§ **EXERCISE PROMPT**: Find each line containing the string "проект" and return it.

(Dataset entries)
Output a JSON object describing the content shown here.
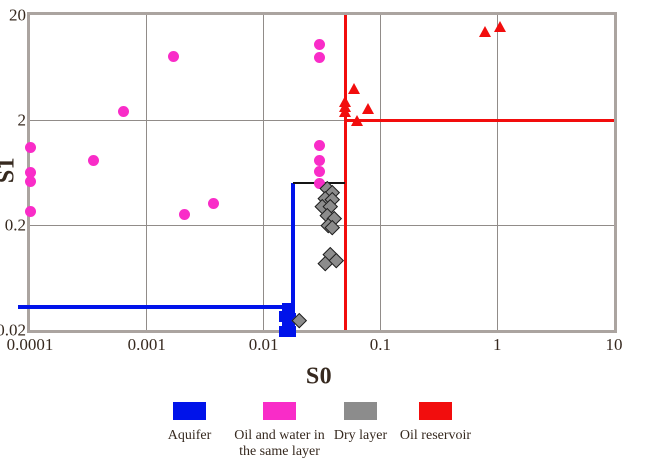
{
  "chart_data": {
    "type": "scatter",
    "title": "",
    "xlabel": "S0",
    "ylabel": "S1",
    "x_scale": "log",
    "y_scale": "log",
    "xlim": [
      0.0001,
      10
    ],
    "ylim": [
      0.02,
      20
    ],
    "grid": true,
    "x_ticks": [
      {
        "value": 0.0001,
        "label": "0.0001"
      },
      {
        "value": 0.001,
        "label": "0.001"
      },
      {
        "value": 0.01,
        "label": "0.01"
      },
      {
        "value": 0.1,
        "label": "0.1"
      },
      {
        "value": 1,
        "label": "1"
      },
      {
        "value": 10,
        "label": "10"
      }
    ],
    "y_ticks": [
      {
        "value": 20,
        "label": "20"
      },
      {
        "value": 2,
        "label": "2"
      },
      {
        "value": 0.2,
        "label": "0.2"
      },
      {
        "value": 0.02,
        "label": "0.02"
      }
    ],
    "x_gridlines": [
      0.001,
      0.01,
      0.1,
      1
    ],
    "y_gridlines": [
      2,
      0.2
    ],
    "series": [
      {
        "name": "Aquifer",
        "marker": "square",
        "color": "#0013ea",
        "points": [
          [
            0.016,
            0.032
          ],
          [
            0.015,
            0.027
          ],
          [
            0.017,
            0.026
          ],
          [
            0.016,
            0.023
          ],
          [
            0.0165,
            0.021
          ],
          [
            0.015,
            0.0195
          ],
          [
            0.017,
            0.0195
          ]
        ]
      },
      {
        "name": "Oil and water in the same layer",
        "marker": "circle",
        "color": "#f92cc8",
        "points": [
          [
            0.0001,
            1.1
          ],
          [
            0.0001,
            0.63
          ],
          [
            0.0001,
            0.52
          ],
          [
            0.0001,
            0.27
          ],
          [
            0.00035,
            0.83
          ],
          [
            0.00063,
            2.4
          ],
          [
            0.0017,
            8.1
          ],
          [
            0.0021,
            0.25
          ],
          [
            0.0037,
            0.32
          ],
          [
            0.03,
            10.4
          ],
          [
            0.03,
            7.8
          ],
          [
            0.03,
            1.15
          ],
          [
            0.03,
            0.83
          ],
          [
            0.03,
            0.64
          ],
          [
            0.03,
            0.5
          ]
        ]
      },
      {
        "name": "Dry layer",
        "marker": "diamond",
        "color": "#8c8c8c",
        "points": [
          [
            0.035,
            0.45
          ],
          [
            0.039,
            0.41
          ],
          [
            0.034,
            0.36
          ],
          [
            0.039,
            0.35
          ],
          [
            0.032,
            0.3
          ],
          [
            0.037,
            0.3
          ],
          [
            0.035,
            0.25
          ],
          [
            0.04,
            0.23
          ],
          [
            0.036,
            0.2
          ],
          [
            0.039,
            0.19
          ],
          [
            0.037,
            0.105
          ],
          [
            0.034,
            0.087
          ],
          [
            0.042,
            0.093
          ],
          [
            0.02,
            0.025
          ]
        ]
      },
      {
        "name": "Oil reservoir",
        "marker": "triangle",
        "color": "#f20d0d",
        "points": [
          [
            0.06,
            4.0
          ],
          [
            0.05,
            3.0
          ],
          [
            0.05,
            2.7
          ],
          [
            0.05,
            2.4
          ],
          [
            0.078,
            2.6
          ],
          [
            0.063,
            2.0
          ],
          [
            0.79,
            14
          ],
          [
            1.06,
            15.5
          ]
        ]
      }
    ],
    "boundary_lines": [
      {
        "name": "oil-reservoir-vertical-cutoff",
        "color": "#f20d0d",
        "orientation": "vertical",
        "x": 0.05,
        "y_from": 0.02,
        "y_to": 20
      },
      {
        "name": "oil-reservoir-horizontal-cutoff",
        "color": "#f20d0d",
        "orientation": "horizontal",
        "y": 2,
        "x_from": 0.05,
        "x_to": 10
      },
      {
        "name": "aquifer-horizontal-cutoff",
        "color": "#0013ea",
        "orientation": "horizontal",
        "y": 0.033,
        "x_from": 7.9e-05,
        "x_to": 0.0185
      },
      {
        "name": "aquifer-vertical-cutoff",
        "color": "#0013ea",
        "orientation": "vertical",
        "x": 0.018,
        "y_from": 0.02,
        "y_to": 0.5
      },
      {
        "name": "dry-layer-upper-cutoff",
        "color": "#151515",
        "orientation": "horizontal",
        "y": 0.5,
        "x_from": 0.018,
        "x_to": 0.05
      }
    ],
    "legend": [
      {
        "label": "Aquifer",
        "color": "#0013ea"
      },
      {
        "label": "Oil and water in\nthe same layer",
        "color": "#f92cc8"
      },
      {
        "label": "Dry layer",
        "color": "#8c8c8c"
      },
      {
        "label": "Oil reservoir",
        "color": "#f20d0d"
      }
    ]
  }
}
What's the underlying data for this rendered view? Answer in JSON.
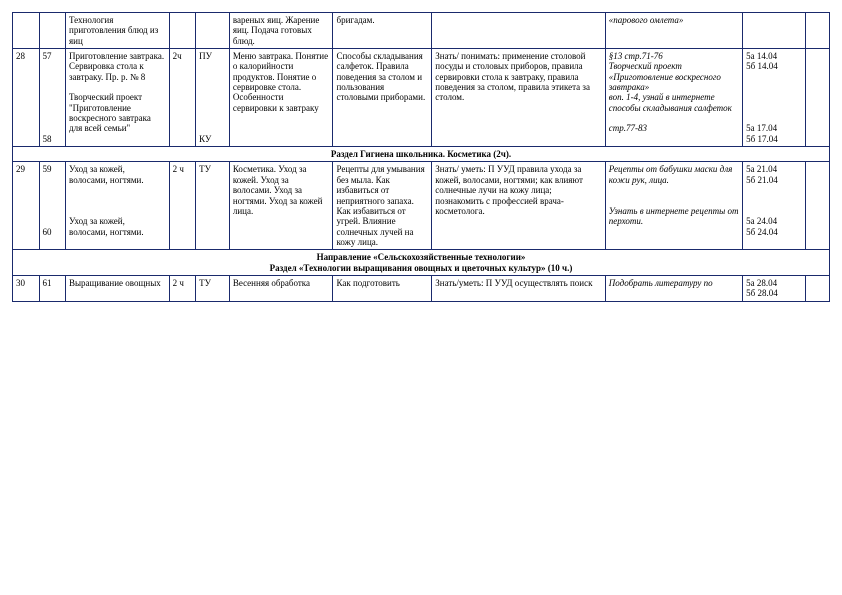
{
  "rows": {
    "r0": {
      "c3": "Технология приготовления блюд из яиц",
      "c6": "вареных яиц. Жарение яиц. Подача готовых блюд.",
      "c7": "бригадам.",
      "c9": "«парового омлета»"
    },
    "r1": {
      "c1": "28",
      "c2a": "57",
      "c2b": "58",
      "c3a": "Приготовление завтрака. Сервировка стола к завтраку. Пр. р. № 8",
      "c3b": "Творческий проект \"Приготовление воскресного завтрака для всей семьи\"",
      "c4": "2ч",
      "c5a": "ПУ",
      "c5b": "КУ",
      "c6": "Меню завтрака. Понятие о калорийности продуктов. Понятие о сервировке стола. Особенности сервировки к завтраку",
      "c7": "Способы складывания салфеток. Правила поведения за столом и пользования столовыми приборами.",
      "c8": "Знать/ понимать: применение столовой посуды и столовых приборов, правила сервировки стола к завтраку, правила поведения за столом, правила этикета за столом.",
      "c9a": "§13 стр.71-76",
      "c9b": "Творческий проект «Приготовление воскресного завтрака»",
      "c9c": "воп. 1-4,  узнай в интернете способы складывания салфеток",
      "c9d": "стр.77-83",
      "c10a": "5а 14.04",
      "c10b": "5б 14.04",
      "c10c": "5а 17.04",
      "c10d": "5б 17.04"
    },
    "section1": "Раздел Гигиена школьника. Косметика (2ч).",
    "r2": {
      "c1": "29",
      "c2a": "59",
      "c2b": "60",
      "c3a": "Уход за кожей, волосами, ногтями.",
      "c3b": "Уход за кожей, волосами, ногтями.",
      "c4": "2 ч",
      "c5": "ТУ",
      "c6": "Косметика. Уход за кожей. Уход за волосами. Уход за ногтями. Уход за кожей лица.",
      "c7": "Рецепты для умывания без мыла. Как избавиться от неприятного запаха. Как избавиться от угрей. Влияние солнечных лучей на кожу лица.",
      "c8": "Знать/ уметь: П УУД правила ухода за кожей, волосами, ногтями; как влияют солнечные лучи на кожу лица; познакомить с профессией врача-косметолога.",
      "c9a": "Рецепты от бабушки маски для кожи рук, лица.",
      "c9b": "Узнать в интернете рецепты  от перхоти.",
      "c10a": "5а 21.04",
      "c10b": "5б 21.04",
      "c10c": "5а 24.04",
      "c10d": "5б 24.04"
    },
    "section2a": "Направление «Сельскохозяйственные технологии»",
    "section2b": "Раздел «Технологии выращивания овощных и цветочных культур»  (10 ч.)",
    "r3": {
      "c1": "30",
      "c2": "61",
      "c3": "Выращивание овощных",
      "c4": "2 ч",
      "c5": "ТУ",
      "c6": "Весенняя обработка",
      "c7": "Как подготовить",
      "c8": "Знать/уметь: П УУД осуществлять поиск",
      "c9": "Подобрать литературу по",
      "c10a": "5а 28.04",
      "c10b": "5б 28.04"
    }
  }
}
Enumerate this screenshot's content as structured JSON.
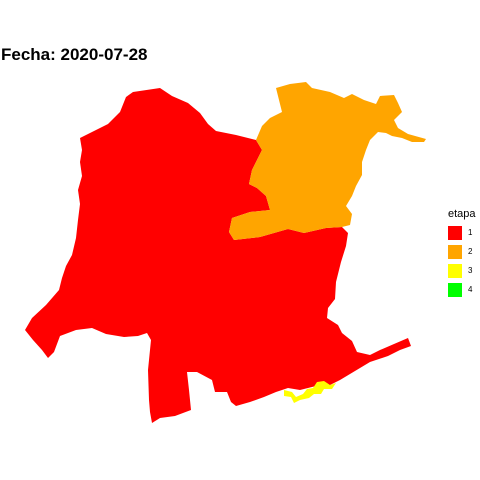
{
  "title": "Fecha: 2020-07-28",
  "legend": {
    "title": "etapa",
    "items": [
      {
        "label": "1",
        "color": "#FF0000"
      },
      {
        "label": "2",
        "color": "#FFA500"
      },
      {
        "label": "3",
        "color": "#FFFF00"
      },
      {
        "label": "4",
        "color": "#00FF00"
      }
    ]
  },
  "regions": [
    {
      "name": "region-etapa-1",
      "etapa": "1"
    },
    {
      "name": "region-etapa-2",
      "etapa": "2"
    },
    {
      "name": "region-etapa-3",
      "etapa": "3"
    }
  ]
}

§ **CORRECT RESPONSE**:
      "c3b": "Творческий проект \"Приготовление воскресного завтрака для всей семьи\"",
      "c9b": "Творческий проект «Приготовление воскресного завтрака»",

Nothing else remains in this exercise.